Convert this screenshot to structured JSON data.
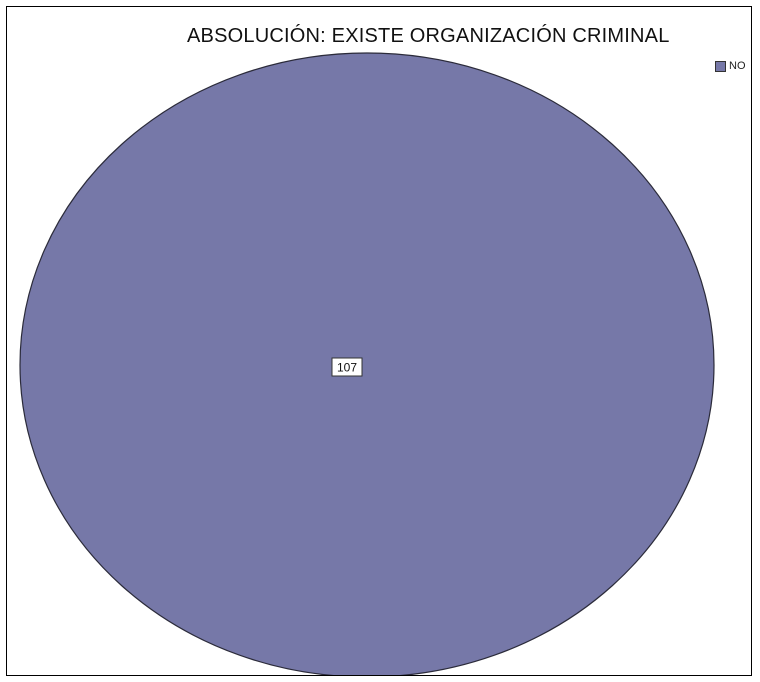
{
  "chart_data": {
    "type": "pie",
    "title": "ABSOLUCIÓN: EXISTE ORGANIZACIÓN CRIMINAL",
    "categories": [
      "NO"
    ],
    "values": [
      107
    ],
    "data_labels": [
      "107"
    ],
    "colors": [
      "#7678a8"
    ],
    "legend_position": "top-right",
    "legend": [
      {
        "label": "NO",
        "color": "#7678a8"
      }
    ]
  }
}
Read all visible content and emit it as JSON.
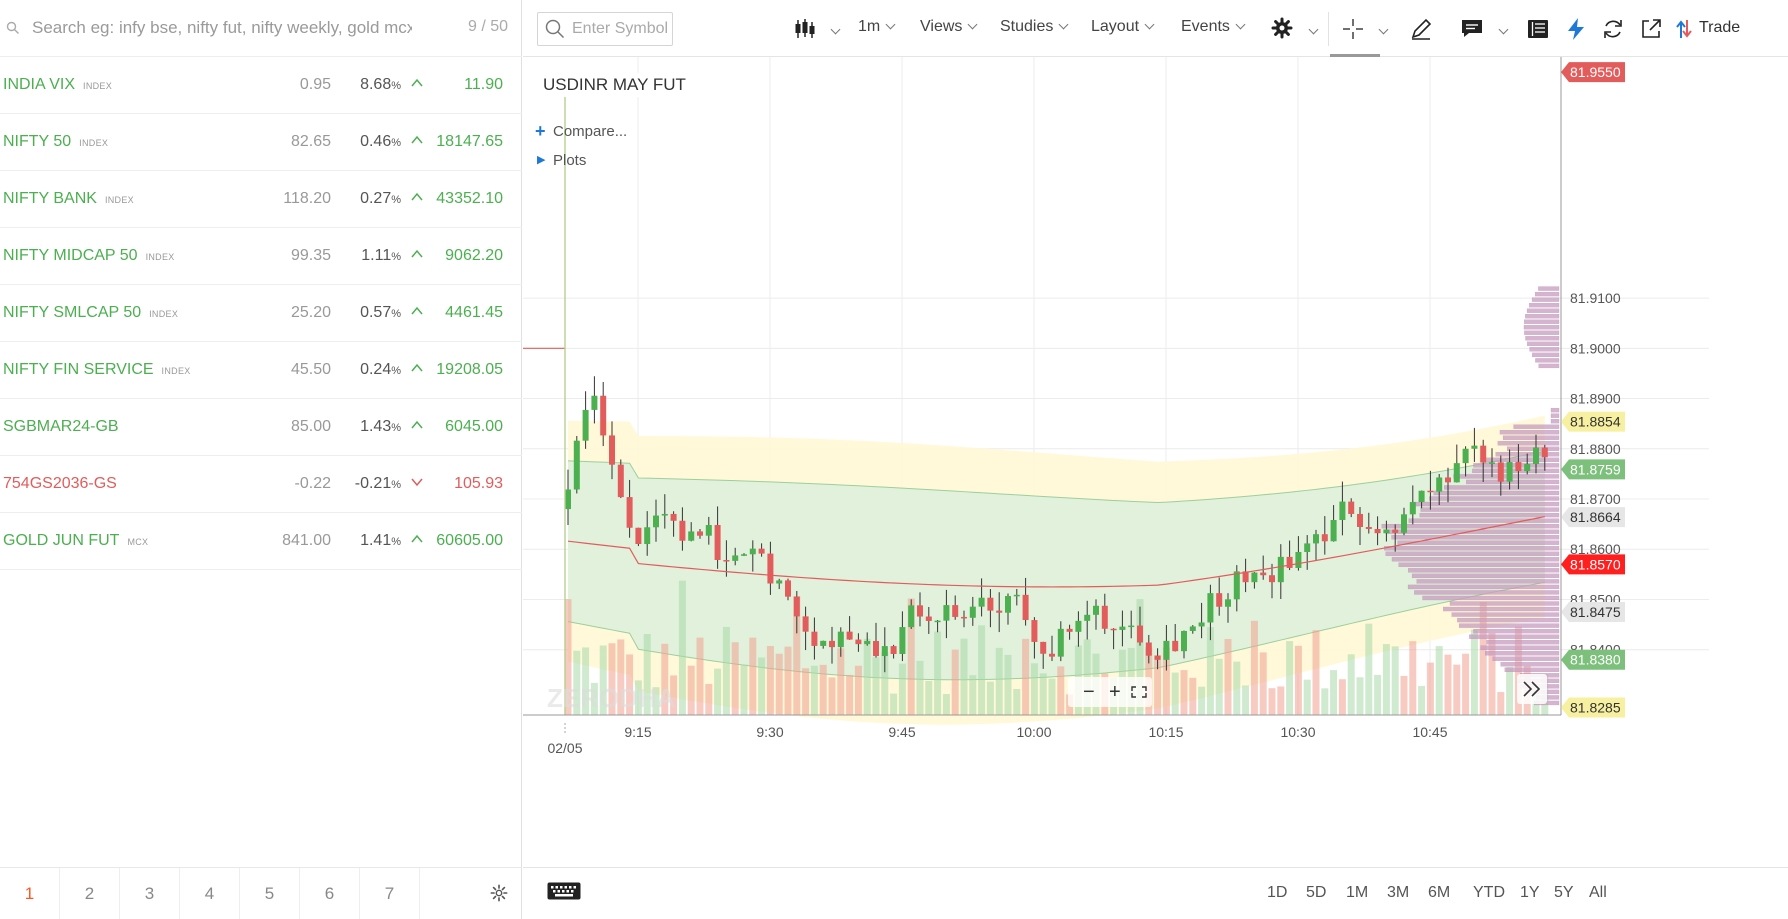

☆ ☆ ☆ ☆ ☆ ☆ ☆

◆ **What you have to do**: Give an exact copy of the material, leaving out every picture.

◆ **Solution**:
Convert this screenshot to structured JSON data.
{
  "chart_data": {
    "type": "pie",
    "title": "ABSOLUCIÓN: EXISTE ORGANIZACIÓN CRIMINAL",
    "categories": [
      "NO"
    ],
    "values": [
      107
    ],
    "data_labels": [
      "107"
    ],
    "colors": [
      "#7678a8"
    ],
    "legend_position": "top-right",
    "legend": [
      {
        "label": "NO",
        "color": "#7678a8"
      }
    ]
  }
}
Read all visible content and emit it as JSON.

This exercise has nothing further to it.